** begin Extracted entries **

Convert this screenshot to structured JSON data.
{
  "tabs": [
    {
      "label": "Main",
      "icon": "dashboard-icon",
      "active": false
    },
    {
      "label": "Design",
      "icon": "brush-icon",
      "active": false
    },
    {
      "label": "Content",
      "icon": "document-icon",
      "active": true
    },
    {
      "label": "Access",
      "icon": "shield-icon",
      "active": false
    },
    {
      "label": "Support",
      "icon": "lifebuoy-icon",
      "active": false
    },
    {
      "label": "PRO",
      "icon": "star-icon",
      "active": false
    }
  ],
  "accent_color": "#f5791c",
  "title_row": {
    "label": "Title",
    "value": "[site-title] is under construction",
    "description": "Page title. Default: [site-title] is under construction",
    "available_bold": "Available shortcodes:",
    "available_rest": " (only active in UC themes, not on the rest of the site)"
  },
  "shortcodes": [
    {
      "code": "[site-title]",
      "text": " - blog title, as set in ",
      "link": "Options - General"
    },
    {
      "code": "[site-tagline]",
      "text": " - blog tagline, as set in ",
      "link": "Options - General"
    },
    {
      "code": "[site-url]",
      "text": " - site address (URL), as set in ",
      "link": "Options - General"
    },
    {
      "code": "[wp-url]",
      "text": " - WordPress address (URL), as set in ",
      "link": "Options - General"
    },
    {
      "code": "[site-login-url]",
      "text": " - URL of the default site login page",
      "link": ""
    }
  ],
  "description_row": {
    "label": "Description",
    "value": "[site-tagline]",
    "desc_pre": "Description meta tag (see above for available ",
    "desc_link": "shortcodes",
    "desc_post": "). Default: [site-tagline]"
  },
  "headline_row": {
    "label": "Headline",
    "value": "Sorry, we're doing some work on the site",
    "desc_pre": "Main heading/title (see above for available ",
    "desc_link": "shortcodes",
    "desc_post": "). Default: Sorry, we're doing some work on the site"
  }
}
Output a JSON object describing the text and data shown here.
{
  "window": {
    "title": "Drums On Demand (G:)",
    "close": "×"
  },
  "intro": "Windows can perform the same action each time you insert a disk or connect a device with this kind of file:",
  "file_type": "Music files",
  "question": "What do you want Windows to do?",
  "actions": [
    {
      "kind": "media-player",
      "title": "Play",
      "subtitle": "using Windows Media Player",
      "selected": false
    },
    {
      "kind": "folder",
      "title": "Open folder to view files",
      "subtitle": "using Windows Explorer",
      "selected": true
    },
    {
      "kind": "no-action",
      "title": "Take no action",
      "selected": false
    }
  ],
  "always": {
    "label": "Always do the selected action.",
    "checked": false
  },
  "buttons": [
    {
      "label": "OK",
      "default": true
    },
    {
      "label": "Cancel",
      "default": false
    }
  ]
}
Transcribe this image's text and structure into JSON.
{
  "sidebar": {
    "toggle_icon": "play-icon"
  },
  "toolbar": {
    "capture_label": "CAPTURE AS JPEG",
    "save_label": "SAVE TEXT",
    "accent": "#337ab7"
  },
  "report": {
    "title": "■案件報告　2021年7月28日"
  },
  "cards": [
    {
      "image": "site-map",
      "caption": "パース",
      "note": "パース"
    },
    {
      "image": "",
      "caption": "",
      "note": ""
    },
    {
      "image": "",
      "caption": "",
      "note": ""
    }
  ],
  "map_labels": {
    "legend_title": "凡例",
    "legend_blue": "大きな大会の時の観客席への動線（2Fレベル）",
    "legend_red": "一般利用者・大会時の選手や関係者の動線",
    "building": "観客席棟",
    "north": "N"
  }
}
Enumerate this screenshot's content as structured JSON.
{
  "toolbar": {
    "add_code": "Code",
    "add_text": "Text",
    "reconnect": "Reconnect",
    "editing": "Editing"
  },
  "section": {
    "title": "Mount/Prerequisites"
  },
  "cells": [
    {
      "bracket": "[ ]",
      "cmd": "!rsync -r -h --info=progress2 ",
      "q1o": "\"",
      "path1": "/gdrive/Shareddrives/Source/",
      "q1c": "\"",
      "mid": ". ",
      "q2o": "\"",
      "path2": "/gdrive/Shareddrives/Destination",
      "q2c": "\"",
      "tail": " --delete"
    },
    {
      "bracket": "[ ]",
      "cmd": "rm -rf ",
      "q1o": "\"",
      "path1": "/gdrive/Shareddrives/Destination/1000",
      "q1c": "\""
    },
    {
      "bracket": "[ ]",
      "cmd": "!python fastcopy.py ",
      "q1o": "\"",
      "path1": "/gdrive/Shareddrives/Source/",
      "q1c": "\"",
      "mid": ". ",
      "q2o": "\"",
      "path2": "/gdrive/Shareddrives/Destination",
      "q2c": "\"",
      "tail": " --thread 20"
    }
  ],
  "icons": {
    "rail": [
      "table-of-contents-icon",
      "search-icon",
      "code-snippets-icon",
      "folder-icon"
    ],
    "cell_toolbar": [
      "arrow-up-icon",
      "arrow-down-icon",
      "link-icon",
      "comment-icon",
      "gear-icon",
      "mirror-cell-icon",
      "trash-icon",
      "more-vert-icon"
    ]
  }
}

** end Extracted entries **

§ **Exercise directions**:
Among the records above, find each line holding the string "kind" and pull it out.

§ **Output of the task**:
  "intro": "Windows can perform the same action each time you insert a disk or connect a device with this kind of file:",
      "kind": "media-player",
      "kind": "folder",
      "kind": "no-action",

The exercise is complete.